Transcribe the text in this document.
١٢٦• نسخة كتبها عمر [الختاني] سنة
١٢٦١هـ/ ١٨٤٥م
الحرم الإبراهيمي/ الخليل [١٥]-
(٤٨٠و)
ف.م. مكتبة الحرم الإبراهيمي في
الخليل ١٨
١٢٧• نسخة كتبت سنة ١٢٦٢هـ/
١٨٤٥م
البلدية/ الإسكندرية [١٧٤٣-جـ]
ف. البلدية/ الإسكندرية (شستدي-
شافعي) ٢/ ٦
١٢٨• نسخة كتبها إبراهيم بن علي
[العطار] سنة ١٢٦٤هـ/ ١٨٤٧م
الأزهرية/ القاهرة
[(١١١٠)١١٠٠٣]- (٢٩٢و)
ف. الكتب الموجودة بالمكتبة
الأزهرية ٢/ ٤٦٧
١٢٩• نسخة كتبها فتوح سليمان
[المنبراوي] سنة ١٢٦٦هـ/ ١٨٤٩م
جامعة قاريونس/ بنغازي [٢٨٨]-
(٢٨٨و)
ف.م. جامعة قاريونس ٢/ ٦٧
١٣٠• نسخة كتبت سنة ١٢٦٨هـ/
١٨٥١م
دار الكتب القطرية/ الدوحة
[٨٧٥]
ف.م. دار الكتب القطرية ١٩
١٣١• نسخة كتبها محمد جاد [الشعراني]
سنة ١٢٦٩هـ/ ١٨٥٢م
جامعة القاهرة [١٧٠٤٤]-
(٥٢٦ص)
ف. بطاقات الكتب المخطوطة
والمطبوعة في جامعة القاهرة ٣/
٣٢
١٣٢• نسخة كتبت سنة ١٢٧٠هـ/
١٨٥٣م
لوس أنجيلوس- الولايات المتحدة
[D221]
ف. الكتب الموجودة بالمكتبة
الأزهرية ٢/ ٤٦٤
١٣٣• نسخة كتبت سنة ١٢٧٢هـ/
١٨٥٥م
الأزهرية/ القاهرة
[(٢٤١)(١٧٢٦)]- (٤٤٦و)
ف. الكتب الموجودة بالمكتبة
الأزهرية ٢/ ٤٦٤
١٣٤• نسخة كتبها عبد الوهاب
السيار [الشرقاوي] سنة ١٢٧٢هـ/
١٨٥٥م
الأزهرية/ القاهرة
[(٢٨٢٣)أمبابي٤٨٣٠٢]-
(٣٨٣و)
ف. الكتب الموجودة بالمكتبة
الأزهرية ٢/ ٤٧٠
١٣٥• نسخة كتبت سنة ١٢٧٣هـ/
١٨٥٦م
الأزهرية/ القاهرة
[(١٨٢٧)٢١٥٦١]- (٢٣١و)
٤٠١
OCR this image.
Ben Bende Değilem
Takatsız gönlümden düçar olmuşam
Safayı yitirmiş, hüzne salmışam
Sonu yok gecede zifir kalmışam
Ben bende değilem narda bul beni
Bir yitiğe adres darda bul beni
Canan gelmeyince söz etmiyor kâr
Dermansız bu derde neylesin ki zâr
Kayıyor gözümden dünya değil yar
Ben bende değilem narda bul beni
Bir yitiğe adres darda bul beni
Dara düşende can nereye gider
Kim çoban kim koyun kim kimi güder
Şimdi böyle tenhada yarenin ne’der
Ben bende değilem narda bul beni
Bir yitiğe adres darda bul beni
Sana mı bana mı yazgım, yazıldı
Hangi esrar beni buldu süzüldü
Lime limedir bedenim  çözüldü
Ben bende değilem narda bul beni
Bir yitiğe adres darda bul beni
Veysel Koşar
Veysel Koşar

══════════════════════════════

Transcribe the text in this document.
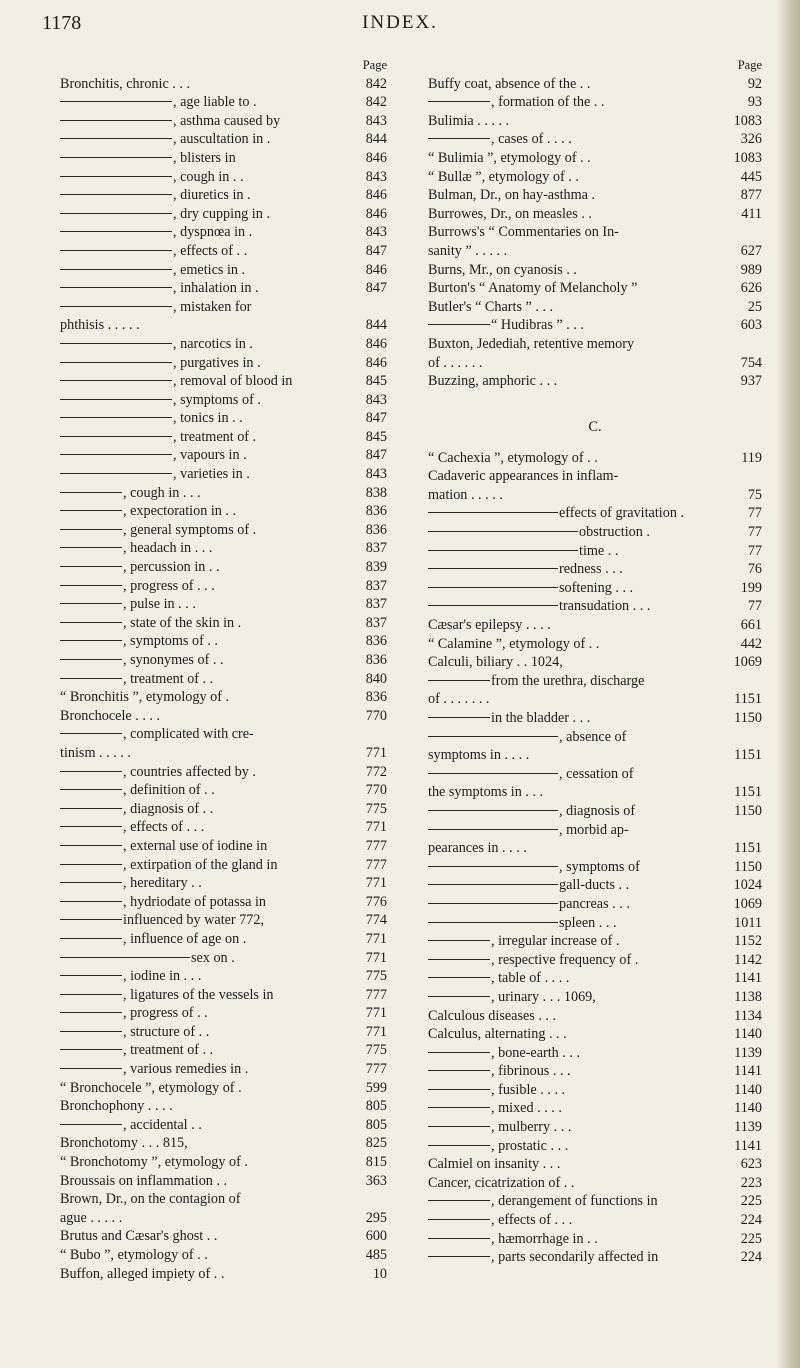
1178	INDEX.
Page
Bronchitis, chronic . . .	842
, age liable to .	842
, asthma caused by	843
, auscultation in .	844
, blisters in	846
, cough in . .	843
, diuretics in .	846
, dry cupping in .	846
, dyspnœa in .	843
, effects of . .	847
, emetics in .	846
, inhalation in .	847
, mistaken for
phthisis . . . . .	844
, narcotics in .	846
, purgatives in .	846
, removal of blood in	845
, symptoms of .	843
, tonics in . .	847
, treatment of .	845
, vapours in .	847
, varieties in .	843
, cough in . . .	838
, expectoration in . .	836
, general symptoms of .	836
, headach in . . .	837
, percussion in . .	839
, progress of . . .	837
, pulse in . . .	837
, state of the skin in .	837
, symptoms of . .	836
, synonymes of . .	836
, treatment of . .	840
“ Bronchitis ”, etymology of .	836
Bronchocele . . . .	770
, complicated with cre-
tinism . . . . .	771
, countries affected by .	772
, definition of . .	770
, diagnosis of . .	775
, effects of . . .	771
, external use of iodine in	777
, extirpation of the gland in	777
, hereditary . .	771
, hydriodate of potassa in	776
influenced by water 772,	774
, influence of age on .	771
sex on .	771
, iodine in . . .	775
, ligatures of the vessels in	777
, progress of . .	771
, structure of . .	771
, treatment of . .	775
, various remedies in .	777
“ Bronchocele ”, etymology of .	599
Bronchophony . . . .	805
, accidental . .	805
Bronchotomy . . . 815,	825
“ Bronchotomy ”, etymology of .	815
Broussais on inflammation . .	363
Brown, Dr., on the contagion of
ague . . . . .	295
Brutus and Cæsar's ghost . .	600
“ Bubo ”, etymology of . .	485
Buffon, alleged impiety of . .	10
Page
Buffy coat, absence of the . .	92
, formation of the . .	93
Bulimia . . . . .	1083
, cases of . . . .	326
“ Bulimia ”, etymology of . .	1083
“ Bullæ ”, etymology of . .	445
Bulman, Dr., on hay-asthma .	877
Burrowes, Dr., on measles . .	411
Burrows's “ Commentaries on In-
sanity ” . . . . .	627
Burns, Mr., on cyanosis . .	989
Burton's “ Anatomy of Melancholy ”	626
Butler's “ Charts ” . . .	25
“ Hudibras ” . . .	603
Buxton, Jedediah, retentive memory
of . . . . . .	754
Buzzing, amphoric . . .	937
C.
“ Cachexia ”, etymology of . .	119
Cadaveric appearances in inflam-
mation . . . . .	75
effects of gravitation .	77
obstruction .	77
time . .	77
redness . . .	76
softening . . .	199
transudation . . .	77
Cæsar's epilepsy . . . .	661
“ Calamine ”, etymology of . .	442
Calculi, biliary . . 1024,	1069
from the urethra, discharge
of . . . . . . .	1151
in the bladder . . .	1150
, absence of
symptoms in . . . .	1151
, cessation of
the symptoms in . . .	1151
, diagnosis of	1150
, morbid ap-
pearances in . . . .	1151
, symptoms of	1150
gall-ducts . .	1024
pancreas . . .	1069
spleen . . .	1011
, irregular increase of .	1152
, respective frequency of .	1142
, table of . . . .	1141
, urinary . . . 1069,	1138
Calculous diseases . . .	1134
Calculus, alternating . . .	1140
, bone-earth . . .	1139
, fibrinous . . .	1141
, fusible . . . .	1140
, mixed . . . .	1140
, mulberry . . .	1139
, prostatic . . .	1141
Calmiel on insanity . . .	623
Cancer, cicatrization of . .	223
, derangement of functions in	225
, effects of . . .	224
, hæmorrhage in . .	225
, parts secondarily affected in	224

══════════════════════════════

Where a line contains "كتبها", copy that line.

Written answer »
١٢٦• نسخة كتبها عمر [الختاني] سنة
١٢٨• نسخة كتبها إبراهيم بن علي
١٢٩• نسخة كتبها فتوح سليمان
١٣١• نسخة كتبها محمد جاد [الشعراني]
١٣٤• نسخة كتبها عبد الوهاب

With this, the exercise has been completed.